● **Data in this exercise**:
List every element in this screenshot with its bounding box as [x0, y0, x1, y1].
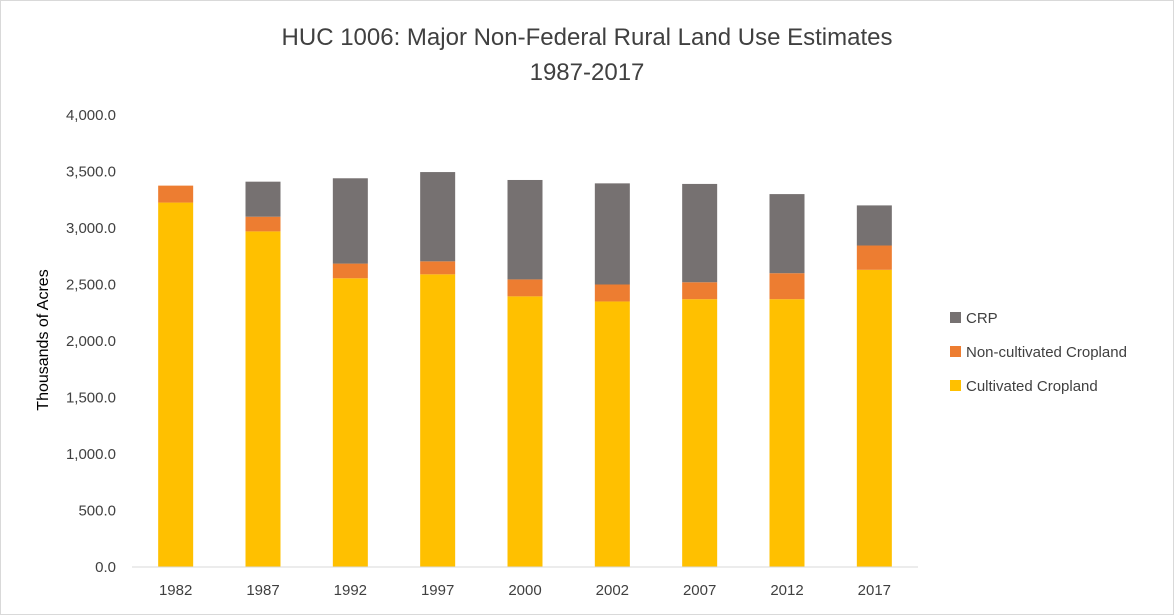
- x-tick-label: 2000: [508, 582, 541, 599]
- bars: [158, 172, 892, 567]
- bar-segment: [332, 178, 368, 264]
- bar-segment: [158, 185, 194, 203]
- bar-segment: [682, 183, 718, 283]
- bar-segment: [594, 183, 630, 285]
- y-axis-title: Thousands of Acres: [35, 269, 52, 410]
- legend-swatch: [950, 380, 961, 391]
- bar-segment: [420, 172, 456, 262]
- bar-segment: [769, 194, 805, 274]
- x-tick-label: 2012: [770, 582, 803, 599]
- y-tick-label: 2,500.0: [66, 277, 116, 294]
- y-tick-label: 2,000.0: [66, 333, 116, 350]
- bar-segment: [507, 296, 543, 567]
- bar-segment: [245, 231, 281, 567]
- y-tick-label: 500.0: [78, 503, 116, 520]
- bar-segment: [332, 278, 368, 567]
- x-tick-label: 2002: [596, 582, 629, 599]
- y-tick-label: 1,500.0: [66, 390, 116, 407]
- bar-segment: [594, 301, 630, 567]
- chart-title: HUC 1006: Major Non-Federal Rural Land U…: [282, 24, 893, 51]
- y-tick-label: 3,000.0: [66, 220, 116, 237]
- bar-segment: [507, 179, 543, 280]
- bar-segment: [856, 245, 892, 270]
- bar-segment: [769, 299, 805, 567]
- chart-subtitle: 1987-2017: [530, 59, 645, 86]
- y-tick-label: 4,000.0: [66, 107, 116, 124]
- bar-segment: [420, 261, 456, 275]
- x-tick-label: 2007: [683, 582, 716, 599]
- bar-segment: [332, 263, 368, 279]
- x-tick-label: 1982: [159, 582, 192, 599]
- x-axis-ticks: 1982 1987 1992 1997 2000 2002 2007 2012 2017: [159, 582, 891, 599]
- bar-segment: [856, 269, 892, 567]
- bar-segment: [682, 299, 718, 567]
- x-tick-label: 1992: [334, 582, 367, 599]
- bar-segment: [769, 273, 805, 300]
- legend-label: Cultivated Cropland: [966, 378, 1098, 395]
- x-tick-label: 1987: [246, 582, 279, 599]
- bar-segment: [856, 205, 892, 246]
- y-tick-label: 3,500.0: [66, 164, 116, 181]
- x-tick-label: 2017: [858, 582, 891, 599]
- legend: CRP Non-cultivated Cropland Cultivated Cro…: [950, 310, 1127, 395]
- bar-segment: [682, 282, 718, 300]
- bar-segment: [245, 216, 281, 232]
- y-axis-ticks: 0.0 500.0 1,000.0 1,500.0 2,000.0 2,500.0 3,00…: [66, 107, 116, 576]
- legend-label: CRP: [966, 310, 998, 327]
- legend-swatch: [950, 346, 961, 357]
- bar-segment: [245, 181, 281, 217]
- bar-segment: [158, 202, 194, 567]
- legend-label: Non-cultivated Cropland: [966, 344, 1127, 361]
- bar-segment: [594, 284, 630, 302]
- bar-segment: [420, 274, 456, 567]
- y-tick-label: 1,000.0: [66, 446, 116, 463]
- bar-segment: [507, 279, 543, 297]
- legend-swatch: [950, 312, 961, 323]
- y-tick-label: 0.0: [95, 559, 116, 576]
- x-tick-label: 1997: [421, 582, 454, 599]
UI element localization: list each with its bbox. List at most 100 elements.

● **Exercise**:
Duplicate the lines of the items above verbatim, starting at the line containing "- x-tick-label: 2000: [508, 582, 541, 599]" and ending at the line containing "- x-axis-ticks: 1982".

● **Reply**:
- x-tick-label: 2000: [508, 582, 541, 599]
- bars: [158, 172, 892, 567]
- bar-segment: [332, 178, 368, 264]
- bar-segment: [158, 185, 194, 203]
- bar-segment: [682, 183, 718, 283]
- bar-segment: [594, 183, 630, 285]
- y-axis-title: Thousands of Acres: [35, 269, 52, 410]
- legend-swatch: [950, 380, 961, 391]
- bar-segment: [420, 172, 456, 262]
- bar-segment: [769, 194, 805, 274]
- x-tick-label: 2012: [770, 582, 803, 599]
- y-tick-label: 2,500.0: [66, 277, 116, 294]
- y-tick-label: 2,000.0: [66, 333, 116, 350]
- bar-segment: [507, 296, 543, 567]
- bar-segment: [245, 231, 281, 567]
- y-tick-label: 500.0: [78, 503, 116, 520]
- bar-segment: [332, 278, 368, 567]
- x-tick-label: 2002: [596, 582, 629, 599]
- y-tick-label: 1,500.0: [66, 390, 116, 407]
- bar-segment: [594, 301, 630, 567]
- chart-title: HUC 1006: Major Non-Federal Rural Land U…: [282, 24, 893, 51]
- y-tick-label: 3,000.0: [66, 220, 116, 237]
- bar-segment: [507, 179, 543, 280]
- bar-segment: [856, 245, 892, 270]
- bar-segment: [769, 299, 805, 567]
- chart-subtitle: 1987-2017: [530, 59, 645, 86]
- y-tick-label: 4,000.0: [66, 107, 116, 124]
- bar-segment: [420, 261, 456, 275]
- x-tick-label: 2007: [683, 582, 716, 599]
- bar-segment: [332, 263, 368, 279]
- x-tick-label: 1982: [159, 582, 192, 599]
- x-axis-ticks: 1982 1987 1992 1997 2000 2002 2007 2012 2017: [159, 582, 891, 599]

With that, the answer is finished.